-------- Input records

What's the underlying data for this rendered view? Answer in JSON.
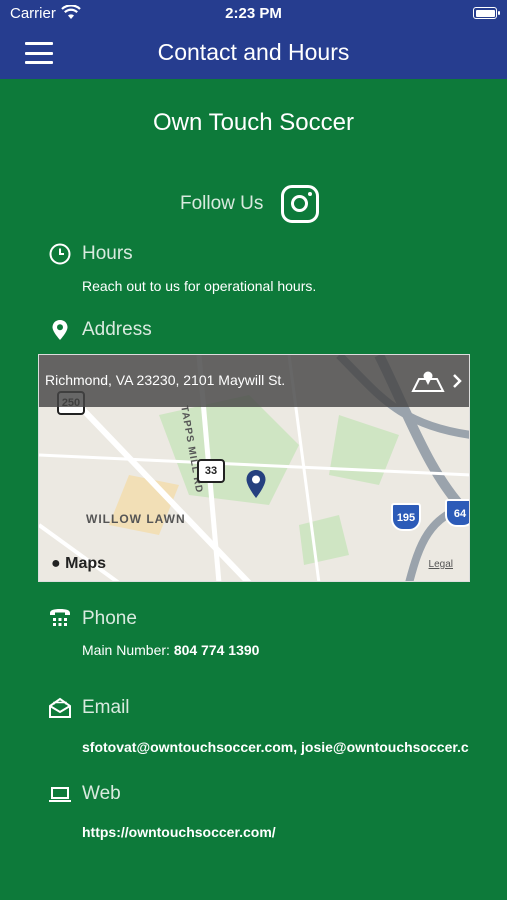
{
  "status_bar": {
    "carrier": "Carrier",
    "time": "2:23 PM"
  },
  "nav": {
    "title": "Contact and Hours"
  },
  "brand": "Own Touch Soccer",
  "follow": {
    "label": "Follow Us"
  },
  "hours": {
    "label": "Hours",
    "text": "Reach out to us for operational hours."
  },
  "address": {
    "label": "Address",
    "map": {
      "address_text": "Richmond, VA 23230, 2101 Maywill St.",
      "street_labels": [
        "WILLOW LAWN",
        "TAPPS MILL RD"
      ],
      "route_shields": [
        "250",
        "33"
      ],
      "interstate_shields": [
        "195",
        "64"
      ],
      "logo": "Maps",
      "legal": "Legal"
    }
  },
  "phone": {
    "label": "Phone",
    "prefix": "Main Number:",
    "number": "804 774 1390"
  },
  "email": {
    "label": "Email",
    "value": "sfotovat@owntouchsoccer.com, josie@owntouchsoccer.com"
  },
  "web": {
    "label": "Web",
    "value": "https://owntouchsoccer.com/"
  },
  "colors": {
    "background": "#0d7a3a",
    "nav": "#263d8f",
    "pin": "#25407f"
  }
}
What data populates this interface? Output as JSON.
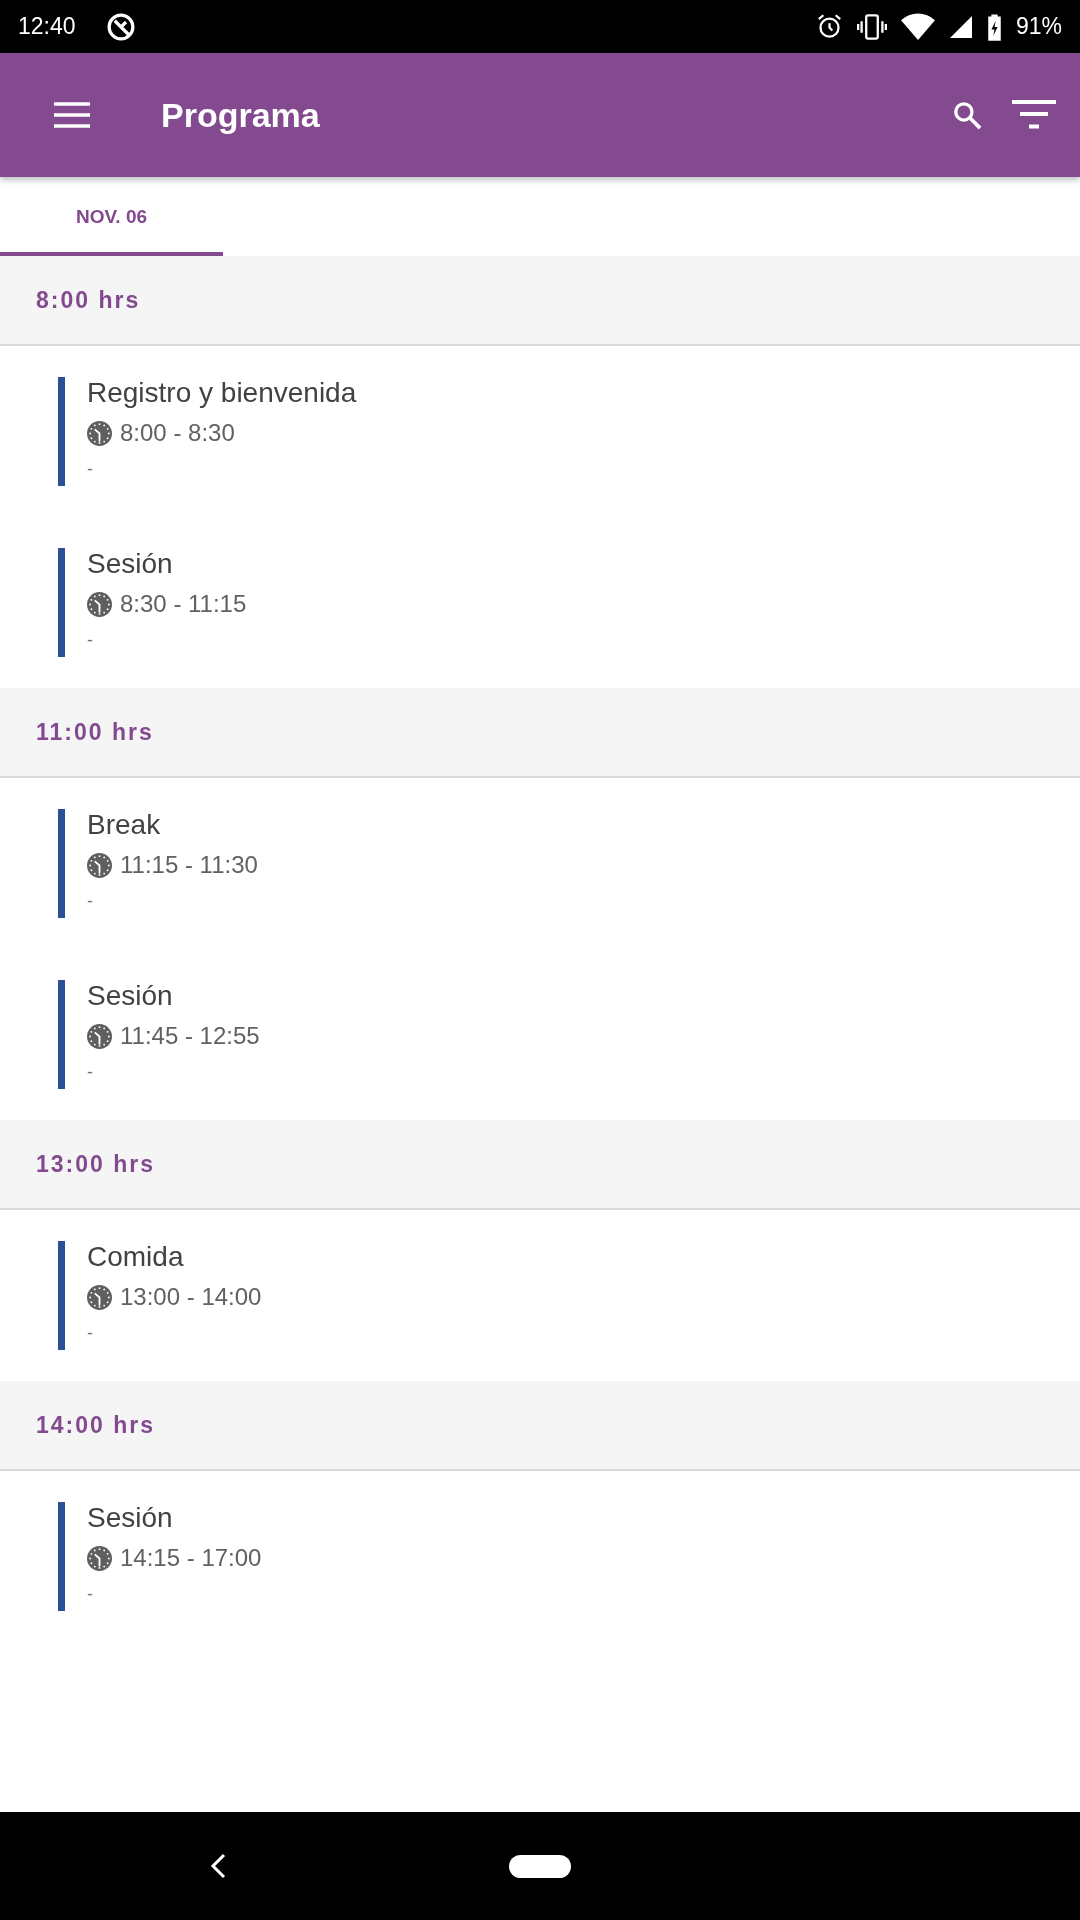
{
  "status_bar": {
    "time": "12:40",
    "battery": "91%"
  },
  "app_bar": {
    "title": "Programa"
  },
  "tabs": [
    {
      "label": "NOV. 06",
      "selected": true
    }
  ],
  "sections": [
    {
      "heading": "8:00 hrs",
      "events": [
        {
          "title": "Registro y bienvenida",
          "time": "8:00 - 8:30",
          "note": "-"
        },
        {
          "title": "Sesión",
          "time": "8:30 - 11:15",
          "note": "-"
        }
      ]
    },
    {
      "heading": "11:00 hrs",
      "events": [
        {
          "title": "Break",
          "time": "11:15 - 11:30",
          "note": "-"
        },
        {
          "title": "Sesión",
          "time": "11:45 - 12:55",
          "note": "-"
        }
      ]
    },
    {
      "heading": "13:00 hrs",
      "events": [
        {
          "title": "Comida",
          "time": "13:00 - 14:00",
          "note": "-"
        }
      ]
    },
    {
      "heading": "14:00 hrs",
      "events": [
        {
          "title": "Sesión",
          "time": "14:15 - 17:00",
          "note": "-"
        }
      ]
    }
  ]
}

----------------

> _To do_
Your copy should consist only of the lines from the line holding "What data populates" through the final line of the listing above, both included, with all pictures omitted.

> _Task solution_
What data populates this interface? Output as JSON.
{
  "status_bar": {
    "time": "12:40",
    "battery": "91%"
  },
  "app_bar": {
    "title": "Programa"
  },
  "tabs": [
    {
      "label": "NOV. 06",
      "selected": true
    }
  ],
  "sections": [
    {
      "heading": "8:00 hrs",
      "events": [
        {
          "title": "Registro y bienvenida",
          "time": "8:00 - 8:30",
          "note": "-"
        },
        {
          "title": "Sesión",
          "time": "8:30 - 11:15",
          "note": "-"
        }
      ]
    },
    {
      "heading": "11:00 hrs",
      "events": [
        {
          "title": "Break",
          "time": "11:15 - 11:30",
          "note": "-"
        },
        {
          "title": "Sesión",
          "time": "11:45 - 12:55",
          "note": "-"
        }
      ]
    },
    {
      "heading": "13:00 hrs",
      "events": [
        {
          "title": "Comida",
          "time": "13:00 - 14:00",
          "note": "-"
        }
      ]
    },
    {
      "heading": "14:00 hrs",
      "events": [
        {
          "title": "Sesión",
          "time": "14:15 - 17:00",
          "note": "-"
        }
      ]
    }
  ]
}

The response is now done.